**Required task**.
Every line of the material is to be quoted verbatim, minus the pictures.

**The data**.
★ ★ ★ ★ ★ ★ ★

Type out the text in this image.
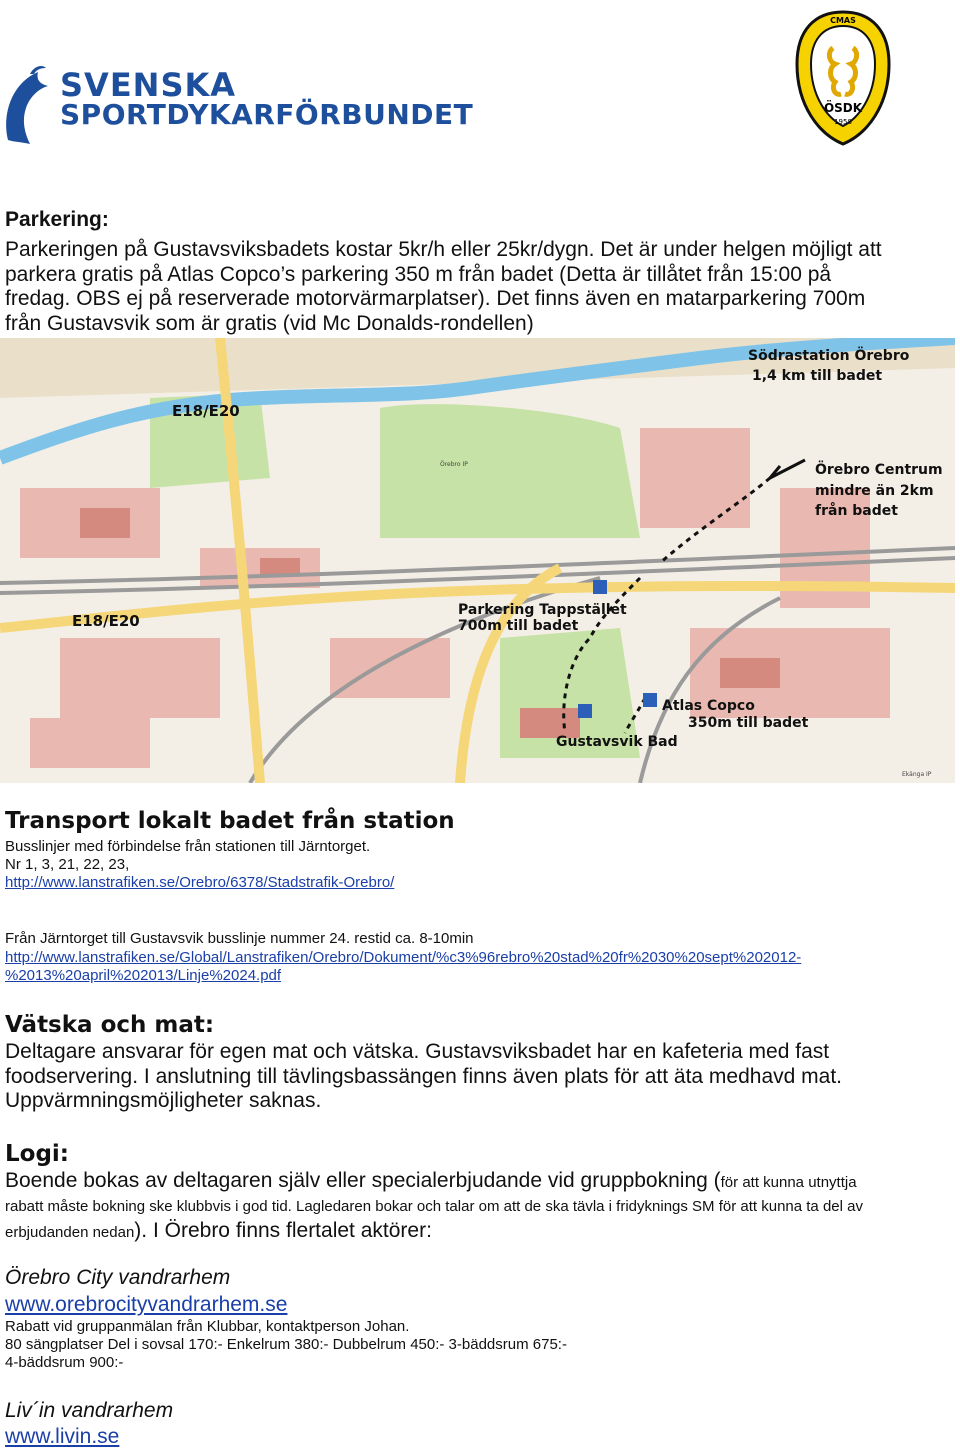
SVENSKA
SPORTDYKARFÖRBUNDET
CMAS
ÖSDK
1958
Parkering:
Parkeringen på Gustavsviksbadets kostar 5kr/h eller 25kr/dygn. Det är under helgen möjligt att
parkera gratis på Atlas Copco’s parkering 350 m från badet (Detta är tillåtet från 15:00 på
fredag. OBS ej på reserverade motorvärmarplatser). Det finns även en matarparkering 700m
från Gustavsvik som är gratis (vid Mc Donalds-rondellen)
E18/E20
E18/E20
Södrastation Örebro
1,4 km till badet
Örebro Centrum
mindre än 2km
från badet
Parkering Tappstället
700m till badet
Atlas Copco
350m till badet
Gustavsvik Bad
Örebro IP
Ekänga IP
Transport lokalt badet från station
Busslinjer med förbindelse från stationen till Järntorget.
Nr 1, 3, 21, 22, 23,
http://www.lanstrafiken.se/Orebro/6378/Stadstrafik-Orebro/
Från Järntorget till Gustavsvik busslinje nummer 24. restid ca. 8-10min
http://www.lanstrafiken.se/Global/Lanstrafiken/Orebro/Dokument/%c3%96rebro%20stad%20fr%2030%20sept%202012-
%2013%20april%202013/Linje%2024.pdf
Vätska och mat:
Deltagare ansvarar för egen mat och vätska. Gustavsviksbadet har en kafeteria med fast
foodservering. I anslutning till tävlingsbassängen finns även plats för att äta medhavd mat.
Uppvärmningsmöjligheter saknas.
Logi:
Boende bokas av deltagaren själv eller specialerbjudande vid gruppbokning (för att kunna utnyttja
rabatt måste bokning ske klubbvis i god tid. Lagledaren bokar och talar om att de ska tävla i fridyknings SM för att kunna ta del av
erbjudanden nedan). I Örebro finns flertalet aktörer:
Örebro City vandrarhem
www.orebrocityvandrarhem.se
Rabatt vid gruppanmälan från Klubbar, kontaktperson Johan.
80 sängplatser Del i sovsal 170:- Enkelrum 380:- Dubbelrum 450:- 3-bäddsrum 675:-
4-bäddsrum 900:-
Liv´in vandrarhem
www.livin.se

★ ★ ★ ★ ★ ★ ★

**Reply to the task**.
Type out the text in this image.
SVENSKA
SPORTDYKARFÖRBUNDET
CMAS
ÖSDK
1958
Parkering:
Parkeringen på Gustavsviksbadets kostar 5kr/h eller 25kr/dygn. Det är under helgen möjligt att
parkera gratis på Atlas Copco’s parkering 350 m från badet (Detta är tillåtet från 15:00 på
fredag. OBS ej på reserverade motorvärmarplatser). Det finns även en matarparkering 700m
från Gustavsvik som är gratis (vid Mc Donalds-rondellen)
E18/E20
E18/E20
Södrastation Örebro
1,4 km till badet
Örebro Centrum
mindre än 2km
från badet
Parkering Tappstället
700m till badet
Atlas Copco
350m till badet
Gustavsvik Bad
Örebro IP
Ekänga IP
Transport lokalt badet från station
Busslinjer med förbindelse från stationen till Järntorget.
Nr 1, 3, 21, 22, 23,
http://www.lanstrafiken.se/Orebro/6378/Stadstrafik-Orebro/
Från Järntorget till Gustavsvik busslinje nummer 24. restid ca. 8-10min
http://www.lanstrafiken.se/Global/Lanstrafiken/Orebro/Dokument/%c3%96rebro%20stad%20fr%2030%20sept%202012-
%2013%20april%202013/Linje%2024.pdf
Vätska och mat:
Deltagare ansvarar för egen mat och vätska. Gustavsviksbadet har en kafeteria med fast
foodservering. I anslutning till tävlingsbassängen finns även plats för att äta medhavd mat.
Uppvärmningsmöjligheter saknas.
Logi:
Boende bokas av deltagaren själv eller specialerbjudande vid gruppbokning (för att kunna utnyttja
rabatt måste bokning ske klubbvis i god tid. Lagledaren bokar och talar om att de ska tävla i fridyknings SM för att kunna ta del av
erbjudanden nedan). I Örebro finns flertalet aktörer:
Örebro City vandrarhem
www.orebrocityvandrarhem.se
Rabatt vid gruppanmälan från Klubbar, kontaktperson Johan.
80 sängplatser Del i sovsal 170:- Enkelrum 380:- Dubbelrum 450:- 3-bäddsrum 675:-
4-bäddsrum 900:-
Liv´in vandrarhem
www.livin.se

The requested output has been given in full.